Type every record exactly as it appears.

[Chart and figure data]
▶

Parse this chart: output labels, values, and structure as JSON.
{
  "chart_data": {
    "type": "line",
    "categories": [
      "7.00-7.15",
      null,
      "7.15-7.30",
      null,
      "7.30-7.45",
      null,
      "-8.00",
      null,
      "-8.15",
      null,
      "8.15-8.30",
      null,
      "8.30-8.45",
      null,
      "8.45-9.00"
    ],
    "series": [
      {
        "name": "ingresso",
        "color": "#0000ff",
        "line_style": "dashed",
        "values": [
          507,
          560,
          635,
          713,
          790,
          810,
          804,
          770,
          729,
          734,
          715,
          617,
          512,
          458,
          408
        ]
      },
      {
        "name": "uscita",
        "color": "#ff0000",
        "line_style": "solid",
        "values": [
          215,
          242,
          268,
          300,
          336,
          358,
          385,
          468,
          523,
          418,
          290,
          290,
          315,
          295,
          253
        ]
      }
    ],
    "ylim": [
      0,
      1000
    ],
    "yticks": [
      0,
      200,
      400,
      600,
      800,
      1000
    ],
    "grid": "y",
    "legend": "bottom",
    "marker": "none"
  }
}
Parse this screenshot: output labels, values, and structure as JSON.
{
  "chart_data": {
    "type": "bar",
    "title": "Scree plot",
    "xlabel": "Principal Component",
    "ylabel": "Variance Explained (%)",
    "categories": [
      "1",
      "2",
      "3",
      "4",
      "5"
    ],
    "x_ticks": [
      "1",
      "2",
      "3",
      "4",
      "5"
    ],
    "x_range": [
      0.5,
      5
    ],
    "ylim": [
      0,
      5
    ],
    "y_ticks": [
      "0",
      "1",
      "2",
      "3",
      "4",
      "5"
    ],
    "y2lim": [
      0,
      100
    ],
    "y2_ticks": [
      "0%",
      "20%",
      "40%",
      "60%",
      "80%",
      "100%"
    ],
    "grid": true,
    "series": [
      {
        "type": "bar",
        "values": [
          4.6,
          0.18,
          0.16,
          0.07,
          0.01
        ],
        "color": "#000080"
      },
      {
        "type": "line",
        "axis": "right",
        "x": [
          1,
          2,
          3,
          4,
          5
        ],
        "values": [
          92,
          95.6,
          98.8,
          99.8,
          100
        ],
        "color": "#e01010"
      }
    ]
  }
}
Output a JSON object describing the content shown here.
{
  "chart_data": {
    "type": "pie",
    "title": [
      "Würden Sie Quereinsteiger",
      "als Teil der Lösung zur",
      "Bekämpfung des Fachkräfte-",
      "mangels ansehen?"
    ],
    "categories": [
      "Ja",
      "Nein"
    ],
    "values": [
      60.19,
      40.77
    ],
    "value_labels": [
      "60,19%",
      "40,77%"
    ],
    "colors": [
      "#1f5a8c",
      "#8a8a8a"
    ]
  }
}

◀

Exercise solution:
Parse this chart: output labels, values, and structure as JSON.
{
  "chart_data": {
    "type": "line",
    "categories": [
      "7.00-7.15",
      null,
      "7.15-7.30",
      null,
      "7.30-7.45",
      null,
      "-8.00",
      null,
      "-8.15",
      null,
      "8.15-8.30",
      null,
      "8.30-8.45",
      null,
      "8.45-9.00"
    ],
    "series": [
      {
        "name": "ingresso",
        "color": "#0000ff",
        "line_style": "dashed",
        "values": [
          507,
          560,
          635,
          713,
          790,
          810,
          804,
          770,
          729,
          734,
          715,
          617,
          512,
          458,
          408
        ]
      },
      {
        "name": "uscita",
        "color": "#ff0000",
        "line_style": "solid",
        "values": [
          215,
          242,
          268,
          300,
          336,
          358,
          385,
          468,
          523,
          418,
          290,
          290,
          315,
          295,
          253
        ]
      }
    ],
    "ylim": [
      0,
      1000
    ],
    "yticks": [
      0,
      200,
      400,
      600,
      800,
      1000
    ],
    "grid": "y",
    "legend": "bottom",
    "marker": "none"
  }
}
Parse this screenshot: output labels, values, and structure as JSON.
{
  "chart_data": {
    "type": "bar",
    "title": "Scree plot",
    "xlabel": "Principal Component",
    "ylabel": "Variance Explained (%)",
    "categories": [
      "1",
      "2",
      "3",
      "4",
      "5"
    ],
    "x_ticks": [
      "1",
      "2",
      "3",
      "4",
      "5"
    ],
    "x_range": [
      0.5,
      5
    ],
    "ylim": [
      0,
      5
    ],
    "y_ticks": [
      "0",
      "1",
      "2",
      "3",
      "4",
      "5"
    ],
    "y2lim": [
      0,
      100
    ],
    "y2_ticks": [
      "0%",
      "20%",
      "40%",
      "60%",
      "80%",
      "100%"
    ],
    "grid": true,
    "series": [
      {
        "type": "bar",
        "values": [
          4.6,
          0.18,
          0.16,
          0.07,
          0.01
        ],
        "color": "#000080"
      },
      {
        "type": "line",
        "axis": "right",
        "x": [
          1,
          2,
          3,
          4,
          5
        ],
        "values": [
          92,
          95.6,
          98.8,
          99.8,
          100
        ],
        "color": "#e01010"
      }
    ]
  }
}
Output a JSON object describing the content shown here.
{
  "chart_data": {
    "type": "pie",
    "title": [
      "Würden Sie Quereinsteiger",
      "als Teil der Lösung zur",
      "Bekämpfung des Fachkräfte-",
      "mangels ansehen?"
    ],
    "categories": [
      "Ja",
      "Nein"
    ],
    "values": [
      60.19,
      40.77
    ],
    "value_labels": [
      "60,19%",
      "40,77%"
    ],
    "colors": [
      "#1f5a8c",
      "#8a8a8a"
    ]
  }
}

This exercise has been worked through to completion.